[Data provided]
※

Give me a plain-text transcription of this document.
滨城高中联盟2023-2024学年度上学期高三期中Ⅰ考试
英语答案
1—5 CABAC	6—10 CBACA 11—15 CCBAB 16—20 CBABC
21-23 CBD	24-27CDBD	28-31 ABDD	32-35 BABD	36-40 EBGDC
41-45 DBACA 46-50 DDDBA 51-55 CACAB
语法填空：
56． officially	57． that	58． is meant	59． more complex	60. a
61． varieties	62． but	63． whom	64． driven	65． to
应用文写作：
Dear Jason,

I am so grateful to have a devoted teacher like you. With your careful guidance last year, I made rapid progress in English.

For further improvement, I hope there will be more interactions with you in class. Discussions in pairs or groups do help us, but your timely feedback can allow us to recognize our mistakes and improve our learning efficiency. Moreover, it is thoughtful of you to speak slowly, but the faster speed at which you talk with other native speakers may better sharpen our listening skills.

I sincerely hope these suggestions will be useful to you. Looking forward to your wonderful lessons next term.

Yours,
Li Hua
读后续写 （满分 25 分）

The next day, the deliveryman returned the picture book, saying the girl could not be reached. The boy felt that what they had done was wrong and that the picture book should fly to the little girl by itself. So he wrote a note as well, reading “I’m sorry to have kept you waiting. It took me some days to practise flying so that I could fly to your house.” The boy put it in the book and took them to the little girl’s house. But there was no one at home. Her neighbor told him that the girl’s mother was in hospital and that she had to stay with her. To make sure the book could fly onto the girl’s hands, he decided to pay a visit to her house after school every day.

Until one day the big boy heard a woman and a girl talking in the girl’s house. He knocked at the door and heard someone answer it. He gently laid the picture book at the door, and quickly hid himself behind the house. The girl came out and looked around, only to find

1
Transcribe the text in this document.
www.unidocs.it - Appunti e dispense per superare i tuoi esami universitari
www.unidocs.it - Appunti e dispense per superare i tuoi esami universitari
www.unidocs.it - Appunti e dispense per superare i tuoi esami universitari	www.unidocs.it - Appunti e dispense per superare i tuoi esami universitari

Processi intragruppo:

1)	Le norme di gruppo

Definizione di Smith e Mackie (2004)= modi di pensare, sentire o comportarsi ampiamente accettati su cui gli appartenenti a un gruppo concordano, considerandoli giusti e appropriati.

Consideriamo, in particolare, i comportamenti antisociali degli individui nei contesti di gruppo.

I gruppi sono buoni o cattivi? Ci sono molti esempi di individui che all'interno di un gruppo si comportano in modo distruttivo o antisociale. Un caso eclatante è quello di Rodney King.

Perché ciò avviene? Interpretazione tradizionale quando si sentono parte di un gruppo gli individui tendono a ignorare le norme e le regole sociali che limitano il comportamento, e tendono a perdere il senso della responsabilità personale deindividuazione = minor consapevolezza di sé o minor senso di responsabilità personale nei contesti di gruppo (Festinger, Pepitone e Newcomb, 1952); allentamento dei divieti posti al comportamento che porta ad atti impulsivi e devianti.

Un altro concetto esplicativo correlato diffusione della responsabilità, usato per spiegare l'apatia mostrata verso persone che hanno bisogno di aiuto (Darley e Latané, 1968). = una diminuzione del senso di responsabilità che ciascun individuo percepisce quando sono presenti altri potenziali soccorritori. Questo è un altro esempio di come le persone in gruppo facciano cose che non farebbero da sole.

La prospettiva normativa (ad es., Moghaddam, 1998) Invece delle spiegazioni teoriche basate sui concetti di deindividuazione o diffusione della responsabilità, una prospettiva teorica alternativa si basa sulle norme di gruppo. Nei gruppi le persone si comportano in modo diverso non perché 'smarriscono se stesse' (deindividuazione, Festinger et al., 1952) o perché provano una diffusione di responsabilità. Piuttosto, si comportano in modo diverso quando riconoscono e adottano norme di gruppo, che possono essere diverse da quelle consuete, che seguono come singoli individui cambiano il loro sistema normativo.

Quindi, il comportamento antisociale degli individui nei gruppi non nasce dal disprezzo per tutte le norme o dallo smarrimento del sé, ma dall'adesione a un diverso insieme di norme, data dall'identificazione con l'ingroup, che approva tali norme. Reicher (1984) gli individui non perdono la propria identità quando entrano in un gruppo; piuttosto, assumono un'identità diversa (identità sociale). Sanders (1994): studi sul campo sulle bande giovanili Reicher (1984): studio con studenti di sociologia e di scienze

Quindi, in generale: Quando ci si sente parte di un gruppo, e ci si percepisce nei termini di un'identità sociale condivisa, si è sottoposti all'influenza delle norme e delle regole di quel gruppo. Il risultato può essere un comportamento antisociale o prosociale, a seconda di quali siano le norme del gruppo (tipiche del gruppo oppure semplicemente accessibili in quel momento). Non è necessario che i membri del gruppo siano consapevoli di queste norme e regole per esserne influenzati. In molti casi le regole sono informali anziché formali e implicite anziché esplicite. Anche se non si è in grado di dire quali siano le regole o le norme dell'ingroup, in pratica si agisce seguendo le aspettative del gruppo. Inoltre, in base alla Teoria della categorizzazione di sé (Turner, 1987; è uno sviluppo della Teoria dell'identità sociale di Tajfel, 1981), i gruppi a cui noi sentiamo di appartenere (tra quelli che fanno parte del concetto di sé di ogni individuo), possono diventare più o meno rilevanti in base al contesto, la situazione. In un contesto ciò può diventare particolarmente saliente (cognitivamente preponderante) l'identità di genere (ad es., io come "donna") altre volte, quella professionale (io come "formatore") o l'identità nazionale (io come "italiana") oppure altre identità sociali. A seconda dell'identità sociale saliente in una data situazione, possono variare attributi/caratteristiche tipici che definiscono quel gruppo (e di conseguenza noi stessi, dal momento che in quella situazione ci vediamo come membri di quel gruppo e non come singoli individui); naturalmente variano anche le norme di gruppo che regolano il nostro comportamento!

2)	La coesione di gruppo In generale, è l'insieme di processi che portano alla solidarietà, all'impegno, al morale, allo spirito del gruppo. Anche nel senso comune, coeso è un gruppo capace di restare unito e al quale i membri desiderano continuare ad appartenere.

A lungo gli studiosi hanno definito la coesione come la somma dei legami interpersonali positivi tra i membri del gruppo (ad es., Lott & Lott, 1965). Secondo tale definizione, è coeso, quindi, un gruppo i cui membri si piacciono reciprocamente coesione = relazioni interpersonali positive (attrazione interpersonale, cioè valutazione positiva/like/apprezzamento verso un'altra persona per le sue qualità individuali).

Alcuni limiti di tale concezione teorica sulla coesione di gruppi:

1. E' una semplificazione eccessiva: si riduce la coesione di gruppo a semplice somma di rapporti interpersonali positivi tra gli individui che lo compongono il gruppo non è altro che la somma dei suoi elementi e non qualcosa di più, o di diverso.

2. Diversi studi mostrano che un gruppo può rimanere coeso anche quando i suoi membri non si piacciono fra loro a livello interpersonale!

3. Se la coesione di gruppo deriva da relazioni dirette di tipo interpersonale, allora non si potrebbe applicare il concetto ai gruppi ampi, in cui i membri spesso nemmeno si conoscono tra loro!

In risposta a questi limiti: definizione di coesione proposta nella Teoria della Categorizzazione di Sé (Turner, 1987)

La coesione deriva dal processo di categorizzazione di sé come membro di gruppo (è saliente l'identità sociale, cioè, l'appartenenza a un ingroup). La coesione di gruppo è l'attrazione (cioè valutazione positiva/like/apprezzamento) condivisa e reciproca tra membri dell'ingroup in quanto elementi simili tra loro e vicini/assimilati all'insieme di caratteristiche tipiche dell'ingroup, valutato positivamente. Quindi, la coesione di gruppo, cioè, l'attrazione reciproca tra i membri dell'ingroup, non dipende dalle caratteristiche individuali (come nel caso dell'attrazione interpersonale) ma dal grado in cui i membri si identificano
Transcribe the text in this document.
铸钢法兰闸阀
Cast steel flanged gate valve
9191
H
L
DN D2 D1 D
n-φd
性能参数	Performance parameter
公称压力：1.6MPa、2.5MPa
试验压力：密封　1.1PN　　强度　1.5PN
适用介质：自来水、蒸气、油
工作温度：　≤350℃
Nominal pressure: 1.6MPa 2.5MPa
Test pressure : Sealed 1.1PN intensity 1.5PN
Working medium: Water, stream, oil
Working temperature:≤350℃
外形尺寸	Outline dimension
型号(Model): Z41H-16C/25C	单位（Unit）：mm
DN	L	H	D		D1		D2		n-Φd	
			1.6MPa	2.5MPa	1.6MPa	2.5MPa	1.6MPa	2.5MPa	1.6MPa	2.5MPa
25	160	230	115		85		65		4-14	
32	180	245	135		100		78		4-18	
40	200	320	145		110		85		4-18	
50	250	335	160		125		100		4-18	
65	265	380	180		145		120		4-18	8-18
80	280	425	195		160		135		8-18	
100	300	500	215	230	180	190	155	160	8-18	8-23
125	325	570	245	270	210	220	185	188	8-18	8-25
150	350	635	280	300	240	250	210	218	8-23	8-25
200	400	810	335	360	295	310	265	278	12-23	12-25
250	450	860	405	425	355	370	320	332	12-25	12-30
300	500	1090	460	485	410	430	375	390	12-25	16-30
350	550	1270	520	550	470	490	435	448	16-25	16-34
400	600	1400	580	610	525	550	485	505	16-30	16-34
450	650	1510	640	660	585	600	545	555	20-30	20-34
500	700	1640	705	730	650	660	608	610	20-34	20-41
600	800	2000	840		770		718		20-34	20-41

※

[Exercise objective]
Pull out every line holding "suoi" from the records above, and copy it.

[Output of the task]
1. E' una semplificazione eccessiva: si riduce la coesione di gruppo a semplice somma di rapporti interpersonali positivi tra gli individui che lo compongono il gruppo non è altro che la somma dei suoi elementi e non qualcosa di più, o di diverso.
2. Diversi studi mostrano che un gruppo può rimanere coeso anche quando i suoi membri non si piacciono fra loro a livello interpersonale!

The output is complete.